Job
Look through the records below and collect all lines that hold the string "ASTRONOMIK".

(Dataset entries)
* * * *
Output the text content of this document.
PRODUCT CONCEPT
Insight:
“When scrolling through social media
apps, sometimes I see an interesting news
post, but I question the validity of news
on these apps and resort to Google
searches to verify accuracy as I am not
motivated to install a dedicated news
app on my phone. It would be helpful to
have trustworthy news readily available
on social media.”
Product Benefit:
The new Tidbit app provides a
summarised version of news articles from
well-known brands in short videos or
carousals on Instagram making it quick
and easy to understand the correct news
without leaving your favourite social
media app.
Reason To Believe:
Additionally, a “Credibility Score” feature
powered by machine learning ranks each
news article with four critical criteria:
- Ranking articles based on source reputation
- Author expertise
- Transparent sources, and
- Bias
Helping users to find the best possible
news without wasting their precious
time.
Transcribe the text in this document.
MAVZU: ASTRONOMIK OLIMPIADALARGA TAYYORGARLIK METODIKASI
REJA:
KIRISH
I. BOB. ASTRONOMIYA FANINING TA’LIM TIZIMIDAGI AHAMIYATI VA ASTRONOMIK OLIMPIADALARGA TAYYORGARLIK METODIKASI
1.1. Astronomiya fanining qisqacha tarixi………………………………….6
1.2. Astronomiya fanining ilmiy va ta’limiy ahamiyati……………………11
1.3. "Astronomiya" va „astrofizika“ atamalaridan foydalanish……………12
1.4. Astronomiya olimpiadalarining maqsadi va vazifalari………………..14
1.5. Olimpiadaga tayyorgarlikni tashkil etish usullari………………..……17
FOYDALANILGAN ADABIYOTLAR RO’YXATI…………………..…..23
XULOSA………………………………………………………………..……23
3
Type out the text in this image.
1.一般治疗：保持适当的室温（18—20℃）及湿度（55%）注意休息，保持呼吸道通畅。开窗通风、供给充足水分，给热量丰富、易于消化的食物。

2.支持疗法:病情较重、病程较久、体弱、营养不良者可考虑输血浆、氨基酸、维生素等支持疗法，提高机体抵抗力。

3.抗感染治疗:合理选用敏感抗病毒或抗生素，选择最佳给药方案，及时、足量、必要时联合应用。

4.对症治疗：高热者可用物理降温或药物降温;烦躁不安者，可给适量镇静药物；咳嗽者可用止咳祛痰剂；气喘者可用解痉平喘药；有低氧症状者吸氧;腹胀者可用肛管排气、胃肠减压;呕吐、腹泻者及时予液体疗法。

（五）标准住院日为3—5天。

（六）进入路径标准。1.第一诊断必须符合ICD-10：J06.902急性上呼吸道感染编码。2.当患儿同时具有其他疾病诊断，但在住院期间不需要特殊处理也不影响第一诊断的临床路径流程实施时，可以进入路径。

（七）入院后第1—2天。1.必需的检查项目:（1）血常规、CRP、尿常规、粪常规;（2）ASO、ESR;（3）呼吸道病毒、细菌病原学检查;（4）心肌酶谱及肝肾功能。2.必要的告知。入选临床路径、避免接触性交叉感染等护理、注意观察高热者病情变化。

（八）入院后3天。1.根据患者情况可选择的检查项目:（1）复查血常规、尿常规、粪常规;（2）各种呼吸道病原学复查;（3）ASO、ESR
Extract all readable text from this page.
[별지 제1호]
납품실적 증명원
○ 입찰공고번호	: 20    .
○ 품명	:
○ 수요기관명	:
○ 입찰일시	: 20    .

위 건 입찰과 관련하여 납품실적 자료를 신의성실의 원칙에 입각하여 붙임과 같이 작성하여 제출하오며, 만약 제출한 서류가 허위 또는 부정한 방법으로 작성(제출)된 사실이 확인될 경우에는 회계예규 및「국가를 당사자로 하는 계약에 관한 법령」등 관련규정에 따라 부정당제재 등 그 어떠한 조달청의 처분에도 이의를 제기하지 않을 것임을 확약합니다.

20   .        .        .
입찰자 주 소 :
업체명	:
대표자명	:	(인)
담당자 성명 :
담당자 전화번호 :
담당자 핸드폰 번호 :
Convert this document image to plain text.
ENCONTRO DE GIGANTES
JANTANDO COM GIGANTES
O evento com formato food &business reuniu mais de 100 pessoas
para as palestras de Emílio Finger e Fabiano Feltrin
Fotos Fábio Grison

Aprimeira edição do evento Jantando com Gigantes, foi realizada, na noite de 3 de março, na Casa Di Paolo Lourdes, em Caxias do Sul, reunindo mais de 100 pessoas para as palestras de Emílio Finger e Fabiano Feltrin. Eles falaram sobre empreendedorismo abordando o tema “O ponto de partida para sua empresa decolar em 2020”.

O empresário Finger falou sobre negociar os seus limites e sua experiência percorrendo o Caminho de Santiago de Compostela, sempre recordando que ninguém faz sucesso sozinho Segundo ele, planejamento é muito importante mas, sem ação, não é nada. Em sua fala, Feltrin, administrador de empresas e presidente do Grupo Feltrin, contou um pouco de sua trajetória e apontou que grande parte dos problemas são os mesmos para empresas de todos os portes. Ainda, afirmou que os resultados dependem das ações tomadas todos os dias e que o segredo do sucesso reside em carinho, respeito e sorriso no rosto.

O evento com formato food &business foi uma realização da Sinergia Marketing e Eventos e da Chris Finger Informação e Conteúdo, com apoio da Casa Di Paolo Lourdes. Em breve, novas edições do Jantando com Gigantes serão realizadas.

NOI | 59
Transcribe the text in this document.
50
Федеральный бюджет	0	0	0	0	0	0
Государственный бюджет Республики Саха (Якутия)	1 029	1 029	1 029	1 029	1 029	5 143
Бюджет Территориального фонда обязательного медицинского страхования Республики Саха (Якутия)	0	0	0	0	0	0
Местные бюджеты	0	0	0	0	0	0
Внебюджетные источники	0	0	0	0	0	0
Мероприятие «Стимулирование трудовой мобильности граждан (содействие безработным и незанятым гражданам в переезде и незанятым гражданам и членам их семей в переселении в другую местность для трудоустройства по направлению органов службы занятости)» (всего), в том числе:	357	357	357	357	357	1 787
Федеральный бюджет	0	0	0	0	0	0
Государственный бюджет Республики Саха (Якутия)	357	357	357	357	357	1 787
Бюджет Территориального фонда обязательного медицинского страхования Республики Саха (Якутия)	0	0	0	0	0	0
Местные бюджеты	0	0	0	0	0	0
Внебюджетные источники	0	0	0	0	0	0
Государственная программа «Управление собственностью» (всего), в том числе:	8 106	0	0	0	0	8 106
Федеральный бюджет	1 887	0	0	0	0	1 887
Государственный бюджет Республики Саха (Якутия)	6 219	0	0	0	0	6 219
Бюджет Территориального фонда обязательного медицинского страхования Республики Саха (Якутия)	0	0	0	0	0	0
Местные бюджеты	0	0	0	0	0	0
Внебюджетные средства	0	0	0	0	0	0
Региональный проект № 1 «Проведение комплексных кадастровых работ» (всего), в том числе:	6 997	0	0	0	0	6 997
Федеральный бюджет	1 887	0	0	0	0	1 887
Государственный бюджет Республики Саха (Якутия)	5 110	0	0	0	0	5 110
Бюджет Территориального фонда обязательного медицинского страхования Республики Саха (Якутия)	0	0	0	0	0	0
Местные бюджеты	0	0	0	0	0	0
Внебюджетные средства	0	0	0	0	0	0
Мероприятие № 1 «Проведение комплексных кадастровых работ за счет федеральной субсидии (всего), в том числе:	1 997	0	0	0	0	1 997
* * * *
Reply to the exercise
MAVZU: ASTRONOMIK OLIMPIADALARGA TAYYORGARLIK METODIKASI
I. BOB. ASTRONOMIYA FANINING TA’LIM TIZIMIDAGI AHAMIYATI VA ASTRONOMIK OLIMPIADALARGA TAYYORGARLIK METODIKASI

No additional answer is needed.